◆ What this task involves: Go through the entries below and write each one out exactly.

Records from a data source
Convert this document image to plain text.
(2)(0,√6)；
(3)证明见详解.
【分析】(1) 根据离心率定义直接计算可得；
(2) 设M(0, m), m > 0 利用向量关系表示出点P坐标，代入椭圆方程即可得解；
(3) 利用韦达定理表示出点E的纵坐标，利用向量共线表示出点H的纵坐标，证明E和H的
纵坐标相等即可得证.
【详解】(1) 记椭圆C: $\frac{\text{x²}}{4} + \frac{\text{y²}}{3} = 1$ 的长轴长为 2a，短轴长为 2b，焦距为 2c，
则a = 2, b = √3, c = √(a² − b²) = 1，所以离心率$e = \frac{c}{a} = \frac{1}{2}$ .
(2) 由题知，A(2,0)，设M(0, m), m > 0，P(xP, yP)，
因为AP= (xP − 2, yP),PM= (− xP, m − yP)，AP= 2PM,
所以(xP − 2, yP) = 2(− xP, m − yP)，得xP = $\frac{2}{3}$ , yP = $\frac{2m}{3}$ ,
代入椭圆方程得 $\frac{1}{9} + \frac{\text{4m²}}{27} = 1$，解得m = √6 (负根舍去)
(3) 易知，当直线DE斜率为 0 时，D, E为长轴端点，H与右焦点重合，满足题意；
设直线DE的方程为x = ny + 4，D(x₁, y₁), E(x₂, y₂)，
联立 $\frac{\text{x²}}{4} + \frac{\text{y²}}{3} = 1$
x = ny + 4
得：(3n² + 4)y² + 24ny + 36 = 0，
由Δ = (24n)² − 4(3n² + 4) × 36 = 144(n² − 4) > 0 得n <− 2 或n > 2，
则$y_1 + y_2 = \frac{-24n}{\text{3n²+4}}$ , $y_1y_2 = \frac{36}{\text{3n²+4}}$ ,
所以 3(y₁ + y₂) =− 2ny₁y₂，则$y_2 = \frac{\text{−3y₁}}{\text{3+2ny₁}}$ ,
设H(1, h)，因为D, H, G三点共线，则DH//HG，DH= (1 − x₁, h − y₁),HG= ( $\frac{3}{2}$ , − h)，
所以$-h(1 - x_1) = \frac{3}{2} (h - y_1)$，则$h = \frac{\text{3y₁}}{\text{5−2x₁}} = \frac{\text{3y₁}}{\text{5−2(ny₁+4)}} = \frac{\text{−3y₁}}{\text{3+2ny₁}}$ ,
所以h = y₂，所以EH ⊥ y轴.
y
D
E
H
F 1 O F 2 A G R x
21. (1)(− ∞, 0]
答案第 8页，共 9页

◆ Task result:
Convert this document image to plain text.
(2)(0,√6)；
(3)证明见详解.
【分析】(1) 根据离心率定义直接计算可得；
(2) 设M(0, m), m > 0 利用向量关系表示出点P坐标，代入椭圆方程即可得解；
(3) 利用韦达定理表示出点E的纵坐标，利用向量共线表示出点H的纵坐标，证明E和H的
纵坐标相等即可得证.
【详解】(1) 记椭圆C: $\frac{\text{x²}}{4} + \frac{\text{y²}}{3} = 1$ 的长轴长为 2a，短轴长为 2b，焦距为 2c，
则a = 2, b = √3, c = √(a² − b²) = 1，所以离心率$e = \frac{c}{a} = \frac{1}{2}$ .
(2) 由题知，A(2,0)，设M(0, m), m > 0，P(xP, yP)，
因为AP= (xP − 2, yP),PM= (− xP, m − yP)，AP= 2PM,
所以(xP − 2, yP) = 2(− xP, m − yP)，得xP = $\frac{2}{3}$ , yP = $\frac{2m}{3}$ ,
代入椭圆方程得 $\frac{1}{9} + \frac{\text{4m²}}{27} = 1$，解得m = √6 (负根舍去)
(3) 易知，当直线DE斜率为 0 时，D, E为长轴端点，H与右焦点重合，满足题意；
设直线DE的方程为x = ny + 4，D(x₁, y₁), E(x₂, y₂)，
联立 $\frac{\text{x²}}{4} + \frac{\text{y²}}{3} = 1$
x = ny + 4
得：(3n² + 4)y² + 24ny + 36 = 0，
由Δ = (24n)² − 4(3n² + 4) × 36 = 144(n² − 4) > 0 得n <− 2 或n > 2，
则$y_1 + y_2 = \frac{-24n}{\text{3n²+4}}$ , $y_1y_2 = \frac{36}{\text{3n²+4}}$ ,
所以 3(y₁ + y₂) =− 2ny₁y₂，则$y_2 = \frac{\text{−3y₁}}{\text{3+2ny₁}}$ ,
设H(1, h)，因为D, H, G三点共线，则DH//HG，DH= (1 − x₁, h − y₁),HG= ( $\frac{3}{2}$ , − h)，
所以$-h(1 - x_1) = \frac{3}{2} (h - y_1)$，则$h = \frac{\text{3y₁}}{\text{5−2x₁}} = \frac{\text{3y₁}}{\text{5−2(ny₁+4)}} = \frac{\text{−3y₁}}{\text{3+2ny₁}}$ ,
所以h = y₂，所以EH ⊥ y轴.
y
D
E
H
F 1 O F 2 A G R x
21. (1)(− ∞, 0]
答案第 8页，共 9页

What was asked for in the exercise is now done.